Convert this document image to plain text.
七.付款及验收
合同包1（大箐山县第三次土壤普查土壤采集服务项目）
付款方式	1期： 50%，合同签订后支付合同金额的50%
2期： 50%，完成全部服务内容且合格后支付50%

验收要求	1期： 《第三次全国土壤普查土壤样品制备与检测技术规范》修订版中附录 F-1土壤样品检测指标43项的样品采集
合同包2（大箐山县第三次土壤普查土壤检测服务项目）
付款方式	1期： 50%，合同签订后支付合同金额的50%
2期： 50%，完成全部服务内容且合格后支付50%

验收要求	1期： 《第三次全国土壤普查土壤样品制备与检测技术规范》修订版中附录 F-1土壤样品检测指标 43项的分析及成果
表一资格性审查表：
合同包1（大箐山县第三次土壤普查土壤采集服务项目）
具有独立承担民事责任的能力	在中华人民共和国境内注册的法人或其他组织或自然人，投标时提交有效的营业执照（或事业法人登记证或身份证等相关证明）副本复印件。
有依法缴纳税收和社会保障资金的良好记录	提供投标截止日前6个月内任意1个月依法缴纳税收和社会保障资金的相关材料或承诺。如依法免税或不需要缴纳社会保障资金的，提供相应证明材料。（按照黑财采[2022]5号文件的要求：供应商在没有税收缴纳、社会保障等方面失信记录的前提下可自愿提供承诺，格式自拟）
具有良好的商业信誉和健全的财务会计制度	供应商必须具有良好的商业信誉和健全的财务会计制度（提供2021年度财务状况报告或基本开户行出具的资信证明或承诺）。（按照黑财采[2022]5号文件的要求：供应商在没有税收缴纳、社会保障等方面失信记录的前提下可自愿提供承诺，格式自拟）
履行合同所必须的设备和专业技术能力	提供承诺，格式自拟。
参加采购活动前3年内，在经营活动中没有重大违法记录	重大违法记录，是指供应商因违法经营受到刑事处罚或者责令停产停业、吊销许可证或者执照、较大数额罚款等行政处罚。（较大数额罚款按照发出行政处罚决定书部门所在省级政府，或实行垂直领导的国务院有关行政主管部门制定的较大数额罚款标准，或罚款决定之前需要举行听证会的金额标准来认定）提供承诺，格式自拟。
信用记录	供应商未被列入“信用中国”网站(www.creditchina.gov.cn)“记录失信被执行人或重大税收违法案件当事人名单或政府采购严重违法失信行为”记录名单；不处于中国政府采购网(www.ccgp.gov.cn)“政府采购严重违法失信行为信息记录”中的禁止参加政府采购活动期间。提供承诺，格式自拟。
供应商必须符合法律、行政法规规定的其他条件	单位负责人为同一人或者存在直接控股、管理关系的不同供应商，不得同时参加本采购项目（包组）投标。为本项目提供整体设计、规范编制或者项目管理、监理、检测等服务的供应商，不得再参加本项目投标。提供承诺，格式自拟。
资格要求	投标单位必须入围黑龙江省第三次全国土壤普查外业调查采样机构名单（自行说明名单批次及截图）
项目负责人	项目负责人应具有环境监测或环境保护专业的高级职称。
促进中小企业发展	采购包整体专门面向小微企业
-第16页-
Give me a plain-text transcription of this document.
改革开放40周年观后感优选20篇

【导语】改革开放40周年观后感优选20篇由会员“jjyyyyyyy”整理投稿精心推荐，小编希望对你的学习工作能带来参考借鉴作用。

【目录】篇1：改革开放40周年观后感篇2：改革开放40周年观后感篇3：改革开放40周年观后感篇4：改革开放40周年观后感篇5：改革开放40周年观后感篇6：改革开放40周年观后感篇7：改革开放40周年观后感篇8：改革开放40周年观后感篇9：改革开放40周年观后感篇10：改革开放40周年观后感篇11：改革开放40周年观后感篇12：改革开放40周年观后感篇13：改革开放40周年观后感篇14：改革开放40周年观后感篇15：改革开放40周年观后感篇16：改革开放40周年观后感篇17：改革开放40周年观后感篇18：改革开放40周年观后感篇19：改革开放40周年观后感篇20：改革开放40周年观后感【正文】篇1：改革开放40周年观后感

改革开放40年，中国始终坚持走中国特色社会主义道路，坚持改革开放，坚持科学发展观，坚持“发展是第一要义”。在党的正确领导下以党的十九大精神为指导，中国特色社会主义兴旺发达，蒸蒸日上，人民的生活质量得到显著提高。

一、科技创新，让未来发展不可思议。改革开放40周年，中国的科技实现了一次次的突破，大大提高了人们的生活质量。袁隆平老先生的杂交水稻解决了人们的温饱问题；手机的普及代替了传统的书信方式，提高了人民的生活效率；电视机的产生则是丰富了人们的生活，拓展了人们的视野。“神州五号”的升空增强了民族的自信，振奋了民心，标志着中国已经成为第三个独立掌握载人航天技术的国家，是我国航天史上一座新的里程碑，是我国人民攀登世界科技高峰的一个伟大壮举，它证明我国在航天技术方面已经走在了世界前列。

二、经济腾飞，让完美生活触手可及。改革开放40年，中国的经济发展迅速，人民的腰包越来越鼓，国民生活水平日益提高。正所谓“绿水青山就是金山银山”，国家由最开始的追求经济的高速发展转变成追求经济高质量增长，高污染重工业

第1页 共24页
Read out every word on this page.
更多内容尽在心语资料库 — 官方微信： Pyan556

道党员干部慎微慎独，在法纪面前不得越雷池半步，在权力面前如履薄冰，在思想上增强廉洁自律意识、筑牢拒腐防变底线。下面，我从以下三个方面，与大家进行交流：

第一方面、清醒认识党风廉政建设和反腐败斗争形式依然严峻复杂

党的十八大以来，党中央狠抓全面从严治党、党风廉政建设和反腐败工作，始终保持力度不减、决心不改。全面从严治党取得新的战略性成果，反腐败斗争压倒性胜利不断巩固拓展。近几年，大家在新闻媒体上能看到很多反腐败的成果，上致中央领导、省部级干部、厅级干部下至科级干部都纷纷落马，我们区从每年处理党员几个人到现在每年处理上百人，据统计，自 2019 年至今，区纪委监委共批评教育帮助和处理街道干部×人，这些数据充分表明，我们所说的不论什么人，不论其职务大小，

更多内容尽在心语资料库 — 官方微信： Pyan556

* * * *

Where a line of the entries contains the word "this", copy that line.

• [EXPECTED OUTPUT]:
Convert this document image to plain text.
Give me a plain-text transcription of this document.
Read out every word on this page.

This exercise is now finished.